### Required actions
1 - In the passage on the FTC appeal, what did the Court of Appeals rule in July?
2 - Decide whether each statement agrees with the passage on the FTC appeal. For each, answer yes or no and quote the words from the passage that decide it.
(a) The FTC dropped its appeal after failing to gain the stay.
(b) Klevorn expected the Court of Appeals to reverse the preliminary injunction.
(c) The Court of Appeals sent the case back to the District Court.

With the FTC having failed to gain that stay, it was thought it would drop its appeal but it did not. And in July of this year, the Court of Appeals ruled that the original judge in the District Court had made an error in allowing the deal to go ahead. It has now referred that case back to the District Court for further scrutiny. It also rejected WFM’s argument that the FTC could not unravel a merger that had already proceeded.


This, in truth, was never likely to fly as WFM was fully aware at the time that as long as the appeal was pending, the deal was not technically approved.  “It [the completion of the deal] was always subject to the risk that that denial of a preliminary injunction could be reversed by a Court of Appeals,” says Andrew Klevorn, a partner with the Chicago law firm Eimer Stahl Klevorn & Solberg and an expert in anti-trust law. “The parties always were operating with the risk that there was the potential that they might have to unscramble the assets subject to the appeal.”


However, Klevorn was surprised when the Court of Appeals ruled in the FTC’s favour. “I must say that when the Court of Appeals denied the FTC’s request for a stay pending their appeal I thought the likelihood of the Court of Appeals actually reversing the preliminary injunction was pretty remote,” Klevorn tells just-food.


So, in essence, when deciding to go ahead, WFM was gambling on the FTC not being successful, and backing its own judgment of the competition issues concerned. Some may venture that there was an element of brinkmanship involved too, not least given the reputation of WFM CEO John Mackey as a colourful and charismatic entrepreneur.

(Stored data entries)
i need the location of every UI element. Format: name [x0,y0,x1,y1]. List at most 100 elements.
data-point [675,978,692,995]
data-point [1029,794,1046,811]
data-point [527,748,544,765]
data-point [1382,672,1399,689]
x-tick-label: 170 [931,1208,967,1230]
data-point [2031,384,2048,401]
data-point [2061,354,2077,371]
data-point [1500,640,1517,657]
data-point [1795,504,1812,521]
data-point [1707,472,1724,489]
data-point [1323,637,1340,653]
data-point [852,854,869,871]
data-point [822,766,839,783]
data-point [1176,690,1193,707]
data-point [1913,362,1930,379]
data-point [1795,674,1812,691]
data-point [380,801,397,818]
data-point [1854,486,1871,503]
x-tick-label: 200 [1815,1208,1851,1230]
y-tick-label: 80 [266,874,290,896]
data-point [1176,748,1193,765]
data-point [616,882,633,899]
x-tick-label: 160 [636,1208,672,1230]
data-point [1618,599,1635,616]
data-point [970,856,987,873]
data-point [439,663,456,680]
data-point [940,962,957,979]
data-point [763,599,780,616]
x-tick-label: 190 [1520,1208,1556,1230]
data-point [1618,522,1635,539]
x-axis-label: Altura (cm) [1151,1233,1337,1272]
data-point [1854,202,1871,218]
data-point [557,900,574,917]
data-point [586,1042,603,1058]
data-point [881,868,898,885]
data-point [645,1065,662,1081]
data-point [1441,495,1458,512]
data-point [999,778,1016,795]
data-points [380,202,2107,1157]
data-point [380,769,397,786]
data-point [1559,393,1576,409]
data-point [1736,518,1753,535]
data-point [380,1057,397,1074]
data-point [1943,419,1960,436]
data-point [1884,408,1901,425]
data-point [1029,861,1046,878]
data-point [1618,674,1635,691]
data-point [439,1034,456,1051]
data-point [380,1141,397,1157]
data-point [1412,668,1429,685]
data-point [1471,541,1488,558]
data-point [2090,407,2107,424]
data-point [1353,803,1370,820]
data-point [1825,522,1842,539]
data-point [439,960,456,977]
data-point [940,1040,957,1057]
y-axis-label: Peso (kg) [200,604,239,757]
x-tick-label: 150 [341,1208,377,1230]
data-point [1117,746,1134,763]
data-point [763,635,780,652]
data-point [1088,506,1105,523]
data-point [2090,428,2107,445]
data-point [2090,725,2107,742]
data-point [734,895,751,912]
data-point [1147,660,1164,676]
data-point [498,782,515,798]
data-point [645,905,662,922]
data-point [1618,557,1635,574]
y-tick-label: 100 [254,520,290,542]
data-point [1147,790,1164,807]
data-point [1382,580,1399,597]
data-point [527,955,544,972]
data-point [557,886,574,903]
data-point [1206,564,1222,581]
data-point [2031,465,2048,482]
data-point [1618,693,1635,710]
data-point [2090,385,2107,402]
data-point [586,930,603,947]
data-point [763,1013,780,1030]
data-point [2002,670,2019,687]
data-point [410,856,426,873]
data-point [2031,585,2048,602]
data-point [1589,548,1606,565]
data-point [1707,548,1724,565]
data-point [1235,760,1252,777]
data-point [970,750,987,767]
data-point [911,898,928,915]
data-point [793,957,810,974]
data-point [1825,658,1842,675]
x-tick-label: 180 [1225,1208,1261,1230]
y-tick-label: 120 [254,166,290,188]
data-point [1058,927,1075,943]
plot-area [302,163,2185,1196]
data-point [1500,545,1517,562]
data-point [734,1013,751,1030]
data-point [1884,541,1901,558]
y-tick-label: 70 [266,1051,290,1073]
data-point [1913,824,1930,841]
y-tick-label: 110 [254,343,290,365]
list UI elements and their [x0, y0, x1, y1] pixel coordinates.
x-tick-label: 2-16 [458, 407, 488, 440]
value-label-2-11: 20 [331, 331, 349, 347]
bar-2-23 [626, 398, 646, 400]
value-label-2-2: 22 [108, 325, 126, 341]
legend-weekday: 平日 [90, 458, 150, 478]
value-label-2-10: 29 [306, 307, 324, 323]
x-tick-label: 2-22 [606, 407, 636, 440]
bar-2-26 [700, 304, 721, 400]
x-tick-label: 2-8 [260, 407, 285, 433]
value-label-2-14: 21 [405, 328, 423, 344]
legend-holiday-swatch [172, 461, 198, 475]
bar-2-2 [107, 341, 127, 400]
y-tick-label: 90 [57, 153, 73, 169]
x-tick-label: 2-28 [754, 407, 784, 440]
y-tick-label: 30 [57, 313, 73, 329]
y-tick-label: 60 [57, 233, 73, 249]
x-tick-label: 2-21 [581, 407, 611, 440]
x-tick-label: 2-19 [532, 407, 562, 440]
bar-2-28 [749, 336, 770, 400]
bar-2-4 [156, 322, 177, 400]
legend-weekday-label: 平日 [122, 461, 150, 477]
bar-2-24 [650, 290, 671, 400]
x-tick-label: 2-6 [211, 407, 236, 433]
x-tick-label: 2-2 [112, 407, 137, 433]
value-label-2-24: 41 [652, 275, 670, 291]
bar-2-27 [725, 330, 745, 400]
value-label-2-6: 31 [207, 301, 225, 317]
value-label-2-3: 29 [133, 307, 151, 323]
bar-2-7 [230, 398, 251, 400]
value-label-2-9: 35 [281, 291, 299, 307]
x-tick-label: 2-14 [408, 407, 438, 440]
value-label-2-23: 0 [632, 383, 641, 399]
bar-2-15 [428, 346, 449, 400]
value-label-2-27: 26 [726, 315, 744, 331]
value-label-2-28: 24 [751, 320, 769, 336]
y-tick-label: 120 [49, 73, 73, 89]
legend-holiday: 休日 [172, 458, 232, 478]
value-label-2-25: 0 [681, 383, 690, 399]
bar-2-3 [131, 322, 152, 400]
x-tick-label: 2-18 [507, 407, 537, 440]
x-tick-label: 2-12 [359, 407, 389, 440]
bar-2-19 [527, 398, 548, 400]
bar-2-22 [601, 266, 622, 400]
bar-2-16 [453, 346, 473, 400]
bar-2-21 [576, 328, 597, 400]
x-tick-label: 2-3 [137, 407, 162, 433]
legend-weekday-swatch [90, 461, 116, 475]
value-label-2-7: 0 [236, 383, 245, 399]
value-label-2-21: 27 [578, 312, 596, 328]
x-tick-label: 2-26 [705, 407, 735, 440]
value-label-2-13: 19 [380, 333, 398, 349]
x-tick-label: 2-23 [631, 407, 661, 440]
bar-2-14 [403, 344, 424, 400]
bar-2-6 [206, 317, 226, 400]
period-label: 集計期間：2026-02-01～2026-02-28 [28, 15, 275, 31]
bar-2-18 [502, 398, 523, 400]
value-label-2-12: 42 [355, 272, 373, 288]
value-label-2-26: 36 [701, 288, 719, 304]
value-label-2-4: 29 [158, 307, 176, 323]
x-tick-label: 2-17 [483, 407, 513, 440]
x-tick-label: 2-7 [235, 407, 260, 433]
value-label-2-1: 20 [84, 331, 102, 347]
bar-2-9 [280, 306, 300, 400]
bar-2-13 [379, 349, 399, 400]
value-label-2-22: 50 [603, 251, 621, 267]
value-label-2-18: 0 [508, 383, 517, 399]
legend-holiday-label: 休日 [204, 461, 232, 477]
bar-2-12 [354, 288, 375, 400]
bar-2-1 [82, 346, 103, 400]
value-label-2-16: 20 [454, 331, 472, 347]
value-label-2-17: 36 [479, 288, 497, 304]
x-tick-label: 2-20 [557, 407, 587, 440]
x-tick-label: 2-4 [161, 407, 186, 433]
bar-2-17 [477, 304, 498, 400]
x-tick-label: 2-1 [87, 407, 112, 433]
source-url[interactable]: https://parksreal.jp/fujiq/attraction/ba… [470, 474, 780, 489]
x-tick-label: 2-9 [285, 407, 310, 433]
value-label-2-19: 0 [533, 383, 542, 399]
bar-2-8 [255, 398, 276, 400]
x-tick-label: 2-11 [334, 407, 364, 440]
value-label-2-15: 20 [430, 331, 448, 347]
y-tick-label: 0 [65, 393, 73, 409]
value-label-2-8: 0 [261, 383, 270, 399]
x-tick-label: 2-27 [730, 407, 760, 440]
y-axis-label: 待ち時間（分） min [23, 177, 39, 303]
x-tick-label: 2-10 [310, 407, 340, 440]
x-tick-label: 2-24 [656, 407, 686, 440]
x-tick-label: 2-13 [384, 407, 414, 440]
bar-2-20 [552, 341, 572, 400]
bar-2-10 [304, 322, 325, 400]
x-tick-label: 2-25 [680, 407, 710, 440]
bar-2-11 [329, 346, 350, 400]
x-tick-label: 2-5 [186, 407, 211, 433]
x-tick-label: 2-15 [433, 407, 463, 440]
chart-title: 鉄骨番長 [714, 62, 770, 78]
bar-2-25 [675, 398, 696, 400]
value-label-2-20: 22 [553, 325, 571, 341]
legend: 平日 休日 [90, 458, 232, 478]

### Task-by-task outputs
1 - It ruled that the original District Court judge had made an error in allowing the deal to go ahead.

2 -
(a) No: "it was thought it would drop its appeal but it did not."
(b) No: "I thought the likelihood of the Court of Appeals actually reversing the preliminary injunction was pretty remote"
(c) Yes: "It has now referred that case back to the District Court for further scrutiny."